++++ PROVIDED ENTRIES
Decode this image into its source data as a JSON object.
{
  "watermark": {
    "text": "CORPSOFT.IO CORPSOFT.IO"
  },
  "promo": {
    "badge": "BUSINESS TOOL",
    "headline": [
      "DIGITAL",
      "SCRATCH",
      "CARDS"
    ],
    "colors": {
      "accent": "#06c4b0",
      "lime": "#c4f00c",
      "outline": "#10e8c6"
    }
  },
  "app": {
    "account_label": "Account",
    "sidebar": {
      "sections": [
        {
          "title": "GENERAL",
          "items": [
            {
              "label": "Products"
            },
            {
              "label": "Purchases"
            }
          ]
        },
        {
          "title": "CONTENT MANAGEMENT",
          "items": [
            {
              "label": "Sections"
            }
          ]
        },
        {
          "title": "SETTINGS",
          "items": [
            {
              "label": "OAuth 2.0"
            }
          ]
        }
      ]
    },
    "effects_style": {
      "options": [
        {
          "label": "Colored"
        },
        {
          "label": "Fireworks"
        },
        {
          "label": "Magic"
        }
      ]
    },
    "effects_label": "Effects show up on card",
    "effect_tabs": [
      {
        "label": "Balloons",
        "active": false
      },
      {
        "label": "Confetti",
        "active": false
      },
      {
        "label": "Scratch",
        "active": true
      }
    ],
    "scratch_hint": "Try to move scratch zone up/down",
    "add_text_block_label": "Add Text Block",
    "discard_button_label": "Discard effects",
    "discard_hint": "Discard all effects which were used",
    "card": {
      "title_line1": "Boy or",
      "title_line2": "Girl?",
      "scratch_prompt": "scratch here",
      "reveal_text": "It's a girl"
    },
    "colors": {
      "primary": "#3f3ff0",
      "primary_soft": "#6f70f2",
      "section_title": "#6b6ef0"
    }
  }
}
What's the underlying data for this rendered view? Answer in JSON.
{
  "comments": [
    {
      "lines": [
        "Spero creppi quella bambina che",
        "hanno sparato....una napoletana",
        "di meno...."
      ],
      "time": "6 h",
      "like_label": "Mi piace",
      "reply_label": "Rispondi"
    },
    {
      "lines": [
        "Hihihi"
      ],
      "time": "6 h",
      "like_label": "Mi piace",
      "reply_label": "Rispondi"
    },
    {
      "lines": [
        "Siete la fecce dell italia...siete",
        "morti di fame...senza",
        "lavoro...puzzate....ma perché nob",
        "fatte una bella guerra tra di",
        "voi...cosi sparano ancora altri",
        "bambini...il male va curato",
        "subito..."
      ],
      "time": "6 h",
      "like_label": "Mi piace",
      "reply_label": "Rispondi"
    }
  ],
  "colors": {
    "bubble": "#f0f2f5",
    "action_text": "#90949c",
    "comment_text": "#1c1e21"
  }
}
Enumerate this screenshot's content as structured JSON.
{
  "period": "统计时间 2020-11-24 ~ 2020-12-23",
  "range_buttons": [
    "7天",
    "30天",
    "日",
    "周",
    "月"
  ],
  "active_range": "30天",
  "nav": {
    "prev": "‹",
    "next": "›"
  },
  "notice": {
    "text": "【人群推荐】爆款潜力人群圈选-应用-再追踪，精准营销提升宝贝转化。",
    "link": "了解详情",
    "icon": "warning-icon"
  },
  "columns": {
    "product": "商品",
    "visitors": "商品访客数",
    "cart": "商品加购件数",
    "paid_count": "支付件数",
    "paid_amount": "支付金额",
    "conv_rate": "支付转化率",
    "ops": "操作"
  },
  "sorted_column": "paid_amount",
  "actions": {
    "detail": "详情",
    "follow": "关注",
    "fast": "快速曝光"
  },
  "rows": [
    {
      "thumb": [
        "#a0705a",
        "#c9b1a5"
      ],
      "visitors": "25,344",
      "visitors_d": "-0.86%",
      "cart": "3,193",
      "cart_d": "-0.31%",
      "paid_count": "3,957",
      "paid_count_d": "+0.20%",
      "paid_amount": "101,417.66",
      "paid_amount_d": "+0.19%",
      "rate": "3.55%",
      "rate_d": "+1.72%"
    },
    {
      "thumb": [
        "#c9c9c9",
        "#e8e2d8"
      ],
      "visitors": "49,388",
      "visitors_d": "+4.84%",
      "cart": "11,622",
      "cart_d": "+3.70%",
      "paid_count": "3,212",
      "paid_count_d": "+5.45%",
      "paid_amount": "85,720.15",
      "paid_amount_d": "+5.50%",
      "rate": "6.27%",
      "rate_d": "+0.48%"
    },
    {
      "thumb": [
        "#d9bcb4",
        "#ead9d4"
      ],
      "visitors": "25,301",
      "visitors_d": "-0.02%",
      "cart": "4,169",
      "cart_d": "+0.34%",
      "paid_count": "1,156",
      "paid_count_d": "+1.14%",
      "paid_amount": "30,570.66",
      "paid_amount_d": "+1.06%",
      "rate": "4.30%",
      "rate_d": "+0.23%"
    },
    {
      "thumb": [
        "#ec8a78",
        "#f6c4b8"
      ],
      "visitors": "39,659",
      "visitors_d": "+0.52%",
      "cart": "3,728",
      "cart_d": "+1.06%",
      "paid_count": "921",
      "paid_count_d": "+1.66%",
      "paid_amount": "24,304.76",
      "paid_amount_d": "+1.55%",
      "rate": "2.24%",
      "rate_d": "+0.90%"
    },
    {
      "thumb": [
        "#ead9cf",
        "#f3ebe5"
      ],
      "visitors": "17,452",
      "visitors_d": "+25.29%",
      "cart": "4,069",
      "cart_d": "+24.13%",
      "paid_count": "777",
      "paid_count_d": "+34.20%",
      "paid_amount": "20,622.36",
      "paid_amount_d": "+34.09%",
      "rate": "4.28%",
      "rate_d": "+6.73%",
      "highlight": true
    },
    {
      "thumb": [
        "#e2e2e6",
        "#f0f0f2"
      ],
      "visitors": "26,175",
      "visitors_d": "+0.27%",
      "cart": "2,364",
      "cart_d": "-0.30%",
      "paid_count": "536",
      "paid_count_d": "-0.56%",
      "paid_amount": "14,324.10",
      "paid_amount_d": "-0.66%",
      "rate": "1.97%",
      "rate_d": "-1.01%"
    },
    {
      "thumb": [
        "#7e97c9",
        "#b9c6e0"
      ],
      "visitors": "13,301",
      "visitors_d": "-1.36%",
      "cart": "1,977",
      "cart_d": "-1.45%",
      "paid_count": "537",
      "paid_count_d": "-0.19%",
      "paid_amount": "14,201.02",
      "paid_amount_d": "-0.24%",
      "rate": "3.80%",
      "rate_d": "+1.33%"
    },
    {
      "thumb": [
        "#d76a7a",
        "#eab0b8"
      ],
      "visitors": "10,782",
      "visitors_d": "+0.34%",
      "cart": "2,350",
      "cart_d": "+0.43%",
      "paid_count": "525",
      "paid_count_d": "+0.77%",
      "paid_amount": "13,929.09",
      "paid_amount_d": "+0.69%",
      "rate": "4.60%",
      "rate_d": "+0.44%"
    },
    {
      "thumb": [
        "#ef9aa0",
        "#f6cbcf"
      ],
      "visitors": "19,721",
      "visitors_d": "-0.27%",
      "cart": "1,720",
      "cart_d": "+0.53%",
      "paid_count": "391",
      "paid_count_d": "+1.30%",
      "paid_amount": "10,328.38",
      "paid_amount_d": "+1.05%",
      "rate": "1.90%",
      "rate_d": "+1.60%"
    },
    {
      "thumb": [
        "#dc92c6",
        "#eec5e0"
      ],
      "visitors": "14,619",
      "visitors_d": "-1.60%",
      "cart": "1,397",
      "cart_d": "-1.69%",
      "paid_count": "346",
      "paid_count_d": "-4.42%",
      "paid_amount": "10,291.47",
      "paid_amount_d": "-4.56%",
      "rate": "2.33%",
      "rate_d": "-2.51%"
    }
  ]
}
++++++++
THE REQUEST: Repeat the listing in full, keeping every line exactly as it is.

EXERCISE RESPONSE:
Decode this image into its source data as a JSON object.
{
  "watermark": {
    "text": "CORPSOFT.IO CORPSOFT.IO"
  },
  "promo": {
    "badge": "BUSINESS TOOL",
    "headline": [
      "DIGITAL",
      "SCRATCH",
      "CARDS"
    ],
    "colors": {
      "accent": "#06c4b0",
      "lime": "#c4f00c",
      "outline": "#10e8c6"
    }
  },
  "app": {
    "account_label": "Account",
    "sidebar": {
      "sections": [
        {
          "title": "GENERAL",
          "items": [
            {
              "label": "Products"
            },
            {
              "label": "Purchases"
            }
          ]
        },
        {
          "title": "CONTENT MANAGEMENT",
          "items": [
            {
              "label": "Sections"
            }
          ]
        },
        {
          "title": "SETTINGS",
          "items": [
            {
              "label": "OAuth 2.0"
            }
          ]
        }
      ]
    },
    "effects_style": {
      "options": [
        {
          "label": "Colored"
        },
        {
          "label": "Fireworks"
        },
        {
          "label": "Magic"
        }
      ]
    },
    "effects_label": "Effects show up on card",
    "effect_tabs": [
      {
        "label": "Balloons",
        "active": false
      },
      {
        "label": "Confetti",
        "active": false
      },
      {
        "label": "Scratch",
        "active": true
      }
    ],
    "scratch_hint": "Try to move scratch zone up/down",
    "add_text_block_label": "Add Text Block",
    "discard_button_label": "Discard effects",
    "discard_hint": "Discard all effects which were used",
    "card": {
      "title_line1": "Boy or",
      "title_line2": "Girl?",
      "scratch_prompt": "scratch here",
      "reveal_text": "It's a girl"
    },
    "colors": {
      "primary": "#3f3ff0",
      "primary_soft": "#6f70f2",
      "section_title": "#6b6ef0"
    }
  }
}
What's the underlying data for this rendered view? Answer in JSON.
{
  "comments": [
    {
      "lines": [
        "Spero creppi quella bambina che",
        "hanno sparato....una napoletana",
        "di meno...."
      ],
      "time": "6 h",
      "like_label": "Mi piace",
      "reply_label": "Rispondi"
    },
    {
      "lines": [
        "Hihihi"
      ],
      "time": "6 h",
      "like_label": "Mi piace",
      "reply_label": "Rispondi"
    },
    {
      "lines": [
        "Siete la fecce dell italia...siete",
        "morti di fame...senza",
        "lavoro...puzzate....ma perché nob",
        "fatte una bella guerra tra di",
        "voi...cosi sparano ancora altri",
        "bambini...il male va curato",
        "subito..."
      ],
      "time": "6 h",
      "like_label": "Mi piace",
      "reply_label": "Rispondi"
    }
  ],
  "colors": {
    "bubble": "#f0f2f5",
    "action_text": "#90949c",
    "comment_text": "#1c1e21"
  }
}
Enumerate this screenshot's content as structured JSON.
{
  "period": "统计时间 2020-11-24 ~ 2020-12-23",
  "range_buttons": [
    "7天",
    "30天",
    "日",
    "周",
    "月"
  ],
  "active_range": "30天",
  "nav": {
    "prev": "‹",
    "next": "›"
  },
  "notice": {
    "text": "【人群推荐】爆款潜力人群圈选-应用-再追踪，精准营销提升宝贝转化。",
    "link": "了解详情",
    "icon": "warning-icon"
  },
  "columns": {
    "product": "商品",
    "visitors": "商品访客数",
    "cart": "商品加购件数",
    "paid_count": "支付件数",
    "paid_amount": "支付金额",
    "conv_rate": "支付转化率",
    "ops": "操作"
  },
  "sorted_column": "paid_amount",
  "actions": {
    "detail": "详情",
    "follow": "关注",
    "fast": "快速曝光"
  },
  "rows": [
    {
      "thumb": [
        "#a0705a",
        "#c9b1a5"
      ],
      "visitors": "25,344",
      "visitors_d": "-0.86%",
      "cart": "3,193",
      "cart_d": "-0.31%",
      "paid_count": "3,957",
      "paid_count_d": "+0.20%",
      "paid_amount": "101,417.66",
      "paid_amount_d": "+0.19%",
      "rate": "3.55%",
      "rate_d": "+1.72%"
    },
    {
      "thumb": [
        "#c9c9c9",
        "#e8e2d8"
      ],
      "visitors": "49,388",
      "visitors_d": "+4.84%",
      "cart": "11,622",
      "cart_d": "+3.70%",
      "paid_count": "3,212",
      "paid_count_d": "+5.45%",
      "paid_amount": "85,720.15",
      "paid_amount_d": "+5.50%",
      "rate": "6.27%",
      "rate_d": "+0.48%"
    },
    {
      "thumb": [
        "#d9bcb4",
        "#ead9d4"
      ],
      "visitors": "25,301",
      "visitors_d": "-0.02%",
      "cart": "4,169",
      "cart_d": "+0.34%",
      "paid_count": "1,156",
      "paid_count_d": "+1.14%",
      "paid_amount": "30,570.66",
      "paid_amount_d": "+1.06%",
      "rate": "4.30%",
      "rate_d": "+0.23%"
    },
    {
      "thumb": [
        "#ec8a78",
        "#f6c4b8"
      ],
      "visitors": "39,659",
      "visitors_d": "+0.52%",
      "cart": "3,728",
      "cart_d": "+1.06%",
      "paid_count": "921",
      "paid_count_d": "+1.66%",
      "paid_amount": "24,304.76",
      "paid_amount_d": "+1.55%",
      "rate": "2.24%",
      "rate_d": "+0.90%"
    },
    {
      "thumb": [
        "#ead9cf",
        "#f3ebe5"
      ],
      "visitors": "17,452",
      "visitors_d": "+25.29%",
      "cart": "4,069",
      "cart_d": "+24.13%",
      "paid_count": "777",
      "paid_count_d": "+34.20%",
      "paid_amount": "20,622.36",
      "paid_amount_d": "+34.09%",
      "rate": "4.28%",
      "rate_d": "+6.73%",
      "highlight": true
    },
    {
      "thumb": [
        "#e2e2e6",
        "#f0f0f2"
      ],
      "visitors": "26,175",
      "visitors_d": "+0.27%",
      "cart": "2,364",
      "cart_d": "-0.30%",
      "paid_count": "536",
      "paid_count_d": "-0.56%",
      "paid_amount": "14,324.10",
      "paid_amount_d": "-0.66%",
      "rate": "1.97%",
      "rate_d": "-1.01%"
    },
    {
      "thumb": [
        "#7e97c9",
        "#b9c6e0"
      ],
      "visitors": "13,301",
      "visitors_d": "-1.36%",
      "cart": "1,977",
      "cart_d": "-1.45%",
      "paid_count": "537",
      "paid_count_d": "-0.19%",
      "paid_amount": "14,201.02",
      "paid_amount_d": "-0.24%",
      "rate": "3.80%",
      "rate_d": "+1.33%"
    },
    {
      "thumb": [
        "#d76a7a",
        "#eab0b8"
      ],
      "visitors": "10,782",
      "visitors_d": "+0.34%",
      "cart": "2,350",
      "cart_d": "+0.43%",
      "paid_count": "525",
      "paid_count_d": "+0.77%",
      "paid_amount": "13,929.09",
      "paid_amount_d": "+0.69%",
      "rate": "4.60%",
      "rate_d": "+0.44%"
    },
    {
      "thumb": [
        "#ef9aa0",
        "#f6cbcf"
      ],
      "visitors": "19,721",
      "visitors_d": "-0.27%",
      "cart": "1,720",
      "cart_d": "+0.53%",
      "paid_count": "391",
      "paid_count_d": "+1.30%",
      "paid_amount": "10,328.38",
      "paid_amount_d": "+1.05%",
      "rate": "1.90%",
      "rate_d": "+1.60%"
    },
    {
      "thumb": [
        "#dc92c6",
        "#eec5e0"
      ],
      "visitors": "14,619",
      "visitors_d": "-1.60%",
      "cart": "1,397",
      "cart_d": "-1.69%",
      "paid_count": "346",
      "paid_count_d": "-4.42%",
      "paid_amount": "10,291.47",
      "paid_amount_d": "-4.56%",
      "rate": "2.33%",
      "rate_d": "-2.51%"
    }
  ]
}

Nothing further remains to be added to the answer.